• _THE PROBLEM_: Repeat exactly, and only, the lines from the one holding "Transcribe this image's" through the last line of the records below.

• _DATA IN THIS EXERCISE_:
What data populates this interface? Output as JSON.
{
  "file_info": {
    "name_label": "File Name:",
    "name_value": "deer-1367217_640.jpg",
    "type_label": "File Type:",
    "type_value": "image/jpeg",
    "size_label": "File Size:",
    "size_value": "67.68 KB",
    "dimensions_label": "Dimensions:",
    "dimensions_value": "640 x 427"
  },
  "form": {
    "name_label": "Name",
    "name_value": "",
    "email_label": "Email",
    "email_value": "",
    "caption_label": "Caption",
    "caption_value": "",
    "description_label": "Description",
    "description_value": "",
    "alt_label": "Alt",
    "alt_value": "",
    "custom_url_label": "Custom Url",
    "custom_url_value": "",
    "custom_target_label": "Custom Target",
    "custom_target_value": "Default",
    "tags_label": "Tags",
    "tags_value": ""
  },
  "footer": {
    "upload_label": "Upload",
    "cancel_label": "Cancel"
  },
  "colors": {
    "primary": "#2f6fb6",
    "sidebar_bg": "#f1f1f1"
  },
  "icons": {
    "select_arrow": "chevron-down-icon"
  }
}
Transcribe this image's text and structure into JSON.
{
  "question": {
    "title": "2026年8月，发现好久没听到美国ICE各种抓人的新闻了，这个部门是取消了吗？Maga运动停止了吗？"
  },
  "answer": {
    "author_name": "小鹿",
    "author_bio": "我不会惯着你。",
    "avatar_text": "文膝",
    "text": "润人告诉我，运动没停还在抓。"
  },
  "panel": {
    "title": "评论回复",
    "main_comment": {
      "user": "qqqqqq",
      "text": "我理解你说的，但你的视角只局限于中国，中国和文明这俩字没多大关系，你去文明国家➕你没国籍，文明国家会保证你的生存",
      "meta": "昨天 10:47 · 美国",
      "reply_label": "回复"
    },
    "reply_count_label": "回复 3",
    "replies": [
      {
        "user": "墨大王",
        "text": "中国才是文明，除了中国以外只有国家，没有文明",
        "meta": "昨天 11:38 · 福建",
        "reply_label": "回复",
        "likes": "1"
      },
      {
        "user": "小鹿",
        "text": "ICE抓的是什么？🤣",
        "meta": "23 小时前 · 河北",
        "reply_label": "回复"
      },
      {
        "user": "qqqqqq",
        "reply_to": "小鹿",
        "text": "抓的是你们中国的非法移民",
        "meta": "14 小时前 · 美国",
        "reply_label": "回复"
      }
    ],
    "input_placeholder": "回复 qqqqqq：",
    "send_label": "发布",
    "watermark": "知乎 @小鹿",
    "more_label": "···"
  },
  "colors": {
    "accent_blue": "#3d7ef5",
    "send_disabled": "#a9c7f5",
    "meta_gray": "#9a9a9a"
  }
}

• _FINISHED TASK_:
Transcribe this image's text and structure into JSON.
{
  "question": {
    "title": "2026年8月，发现好久没听到美国ICE各种抓人的新闻了，这个部门是取消了吗？Maga运动停止了吗？"
  },
  "answer": {
    "author_name": "小鹿",
    "author_bio": "我不会惯着你。",
    "avatar_text": "文膝",
    "text": "润人告诉我，运动没停还在抓。"
  },
  "panel": {
    "title": "评论回复",
    "main_comment": {
      "user": "qqqqqq",
      "text": "我理解你说的，但你的视角只局限于中国，中国和文明这俩字没多大关系，你去文明国家➕你没国籍，文明国家会保证你的生存",
      "meta": "昨天 10:47 · 美国",
      "reply_label": "回复"
    },
    "reply_count_label": "回复 3",
    "replies": [
      {
        "user": "墨大王",
        "text": "中国才是文明，除了中国以外只有国家，没有文明",
        "meta": "昨天 11:38 · 福建",
        "reply_label": "回复",
        "likes": "1"
      },
      {
        "user": "小鹿",
        "text": "ICE抓的是什么？🤣",
        "meta": "23 小时前 · 河北",
        "reply_label": "回复"
      },
      {
        "user": "qqqqqq",
        "reply_to": "小鹿",
        "text": "抓的是你们中国的非法移民",
        "meta": "14 小时前 · 美国",
        "reply_label": "回复"
      }
    ],
    "input_placeholder": "回复 qqqqqq：",
    "send_label": "发布",
    "watermark": "知乎 @小鹿",
    "more_label": "···"
  },
  "colors": {
    "accent_blue": "#3d7ef5",
    "send_disabled": "#a9c7f5",
    "meta_gray": "#9a9a9a"
  }
}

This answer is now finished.